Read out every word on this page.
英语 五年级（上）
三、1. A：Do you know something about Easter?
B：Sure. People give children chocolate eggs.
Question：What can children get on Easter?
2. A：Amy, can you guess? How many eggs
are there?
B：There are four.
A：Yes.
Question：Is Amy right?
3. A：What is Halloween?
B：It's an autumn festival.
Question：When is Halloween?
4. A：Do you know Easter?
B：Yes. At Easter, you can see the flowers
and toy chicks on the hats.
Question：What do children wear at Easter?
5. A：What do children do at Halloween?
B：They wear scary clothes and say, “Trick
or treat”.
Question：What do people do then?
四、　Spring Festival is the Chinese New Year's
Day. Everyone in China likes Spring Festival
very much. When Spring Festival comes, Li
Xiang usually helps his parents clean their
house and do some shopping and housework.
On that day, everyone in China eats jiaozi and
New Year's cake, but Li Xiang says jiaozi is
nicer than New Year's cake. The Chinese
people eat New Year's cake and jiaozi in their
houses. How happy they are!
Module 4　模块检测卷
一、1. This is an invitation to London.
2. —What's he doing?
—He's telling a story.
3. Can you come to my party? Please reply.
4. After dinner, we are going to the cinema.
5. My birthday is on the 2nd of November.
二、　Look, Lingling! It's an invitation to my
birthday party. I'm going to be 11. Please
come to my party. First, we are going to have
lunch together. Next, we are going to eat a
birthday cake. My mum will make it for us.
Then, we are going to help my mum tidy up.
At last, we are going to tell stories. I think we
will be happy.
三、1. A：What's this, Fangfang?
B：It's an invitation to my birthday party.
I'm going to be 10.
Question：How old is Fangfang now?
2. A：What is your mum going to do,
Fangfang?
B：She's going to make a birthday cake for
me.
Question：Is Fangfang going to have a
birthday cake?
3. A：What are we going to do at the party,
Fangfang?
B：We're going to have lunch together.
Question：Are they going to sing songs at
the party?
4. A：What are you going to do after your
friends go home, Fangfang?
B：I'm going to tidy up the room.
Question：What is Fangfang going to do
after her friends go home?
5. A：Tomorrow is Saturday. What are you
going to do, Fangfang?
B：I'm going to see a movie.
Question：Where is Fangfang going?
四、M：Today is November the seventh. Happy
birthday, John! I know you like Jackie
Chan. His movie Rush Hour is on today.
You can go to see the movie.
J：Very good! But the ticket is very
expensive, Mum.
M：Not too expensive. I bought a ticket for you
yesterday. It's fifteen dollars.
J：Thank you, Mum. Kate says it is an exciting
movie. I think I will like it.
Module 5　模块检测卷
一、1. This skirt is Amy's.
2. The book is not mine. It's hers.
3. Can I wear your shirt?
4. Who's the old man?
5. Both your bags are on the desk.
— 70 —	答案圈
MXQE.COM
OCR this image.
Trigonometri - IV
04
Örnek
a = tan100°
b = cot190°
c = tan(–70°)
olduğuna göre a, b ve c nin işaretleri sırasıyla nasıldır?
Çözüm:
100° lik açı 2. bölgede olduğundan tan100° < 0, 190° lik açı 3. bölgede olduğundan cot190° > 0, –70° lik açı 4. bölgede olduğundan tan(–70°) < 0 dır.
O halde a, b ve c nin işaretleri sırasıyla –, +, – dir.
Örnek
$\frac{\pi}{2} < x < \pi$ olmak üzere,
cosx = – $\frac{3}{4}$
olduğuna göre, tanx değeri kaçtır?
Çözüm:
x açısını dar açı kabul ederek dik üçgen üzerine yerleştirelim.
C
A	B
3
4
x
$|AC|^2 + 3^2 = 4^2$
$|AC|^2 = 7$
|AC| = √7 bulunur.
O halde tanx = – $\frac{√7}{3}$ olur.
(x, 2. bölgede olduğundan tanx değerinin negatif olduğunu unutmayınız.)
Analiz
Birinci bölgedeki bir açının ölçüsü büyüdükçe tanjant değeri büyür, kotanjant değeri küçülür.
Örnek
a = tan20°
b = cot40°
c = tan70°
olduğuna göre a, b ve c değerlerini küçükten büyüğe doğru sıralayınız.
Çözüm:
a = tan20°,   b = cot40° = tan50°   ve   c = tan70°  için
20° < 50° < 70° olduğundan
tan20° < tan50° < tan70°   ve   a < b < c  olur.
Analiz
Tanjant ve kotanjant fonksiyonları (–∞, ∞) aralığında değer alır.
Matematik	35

◇ ◇ ◇ ◇

▸ SET PROBLEM
Select and copy each line from the data that includes the word "halde".

▸ EXERCISE RESULT
O halde a, b ve c nin işaretleri sırasıyla –, +, – dir.
O halde tanx = – $\frac{√7}{3}$ olur.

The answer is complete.